Track down the lines that contain "changed" and copy them.

— start —

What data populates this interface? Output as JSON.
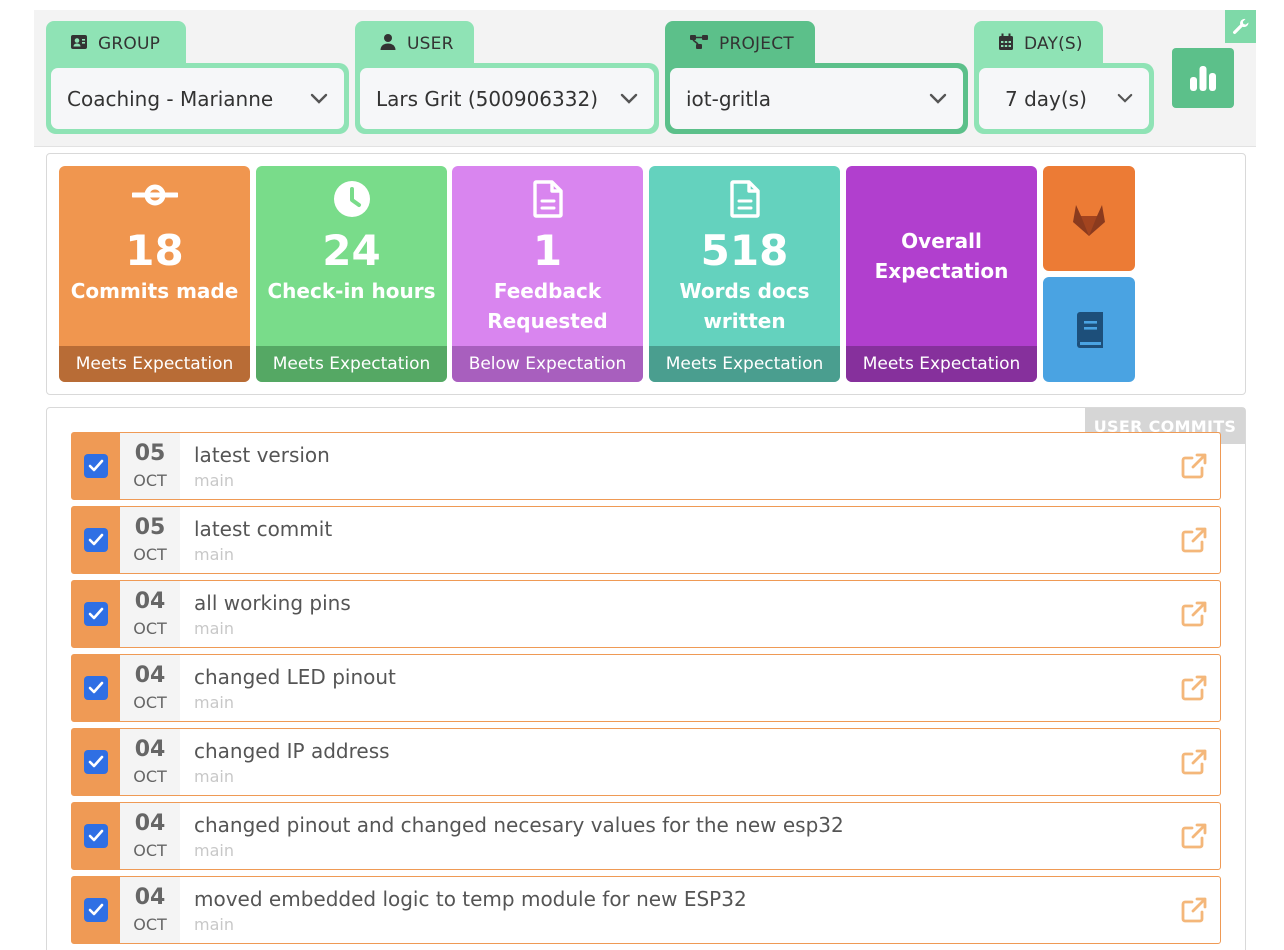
{
  "filters": {
    "group": {
      "label": "GROUP",
      "value": "Coaching - Marianne"
    },
    "user": {
      "label": "USER",
      "value": "Lars Grit (500906332)"
    },
    "project": {
      "label": "PROJECT",
      "value": "iot-gritla"
    },
    "days": {
      "label": "DAY(S)",
      "value": "7 day(s)"
    }
  },
  "stats": [
    {
      "value": "18",
      "label": "Commits made",
      "status": "Meets Expectation",
      "icon": "commit-icon",
      "color": "#f0964f",
      "status_color": "#b86c36"
    },
    {
      "value": "24",
      "label": "Check-in hours",
      "status": "Meets Expectation",
      "icon": "clock-icon",
      "color": "#79dc8a",
      "status_color": "#55a864"
    },
    {
      "value": "1",
      "label": "Feedback Requested",
      "status": "Below Expectation",
      "icon": "document-icon",
      "color": "#d985ef",
      "status_color": "#a85fbe"
    },
    {
      "value": "518",
      "label": "Words docs written",
      "status": "Meets Expectation",
      "icon": "document-icon",
      "color": "#64d2be",
      "status_color": "#4a9e8f"
    },
    {
      "value": "",
      "label": "Overall Expectation",
      "status": "Meets Expectation",
      "icon": "",
      "color": "#b13fce",
      "status_color": "#86309c"
    }
  ],
  "tiles": [
    {
      "icon": "gitlab-icon",
      "color": "#ec7b35"
    },
    {
      "icon": "book-icon",
      "color": "#4aa3e2"
    }
  ],
  "commits_title": "USER COMMITS",
  "commits": [
    {
      "day": "05",
      "month": "OCT",
      "message": "latest version",
      "branch": "main",
      "checked": true
    },
    {
      "day": "05",
      "month": "OCT",
      "message": "latest commit",
      "branch": "main",
      "checked": true
    },
    {
      "day": "04",
      "month": "OCT",
      "message": "all working pins",
      "branch": "main",
      "checked": true
    },
    {
      "day": "04",
      "month": "OCT",
      "message": "changed LED pinout",
      "branch": "main",
      "checked": true
    },
    {
      "day": "04",
      "month": "OCT",
      "message": "changed IP address",
      "branch": "main",
      "checked": true
    },
    {
      "day": "04",
      "month": "OCT",
      "message": "changed pinout and changed necesary values for the new esp32",
      "branch": "main",
      "checked": true
    },
    {
      "day": "04",
      "month": "OCT",
      "message": "moved embedded logic to temp module for new ESP32",
      "branch": "main",
      "checked": true
    }
  ]
}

— end —

- _The result_
      "message": "changed LED pinout",
      "message": "changed IP address",
      "message": "changed pinout and changed necesary values for the new esp32",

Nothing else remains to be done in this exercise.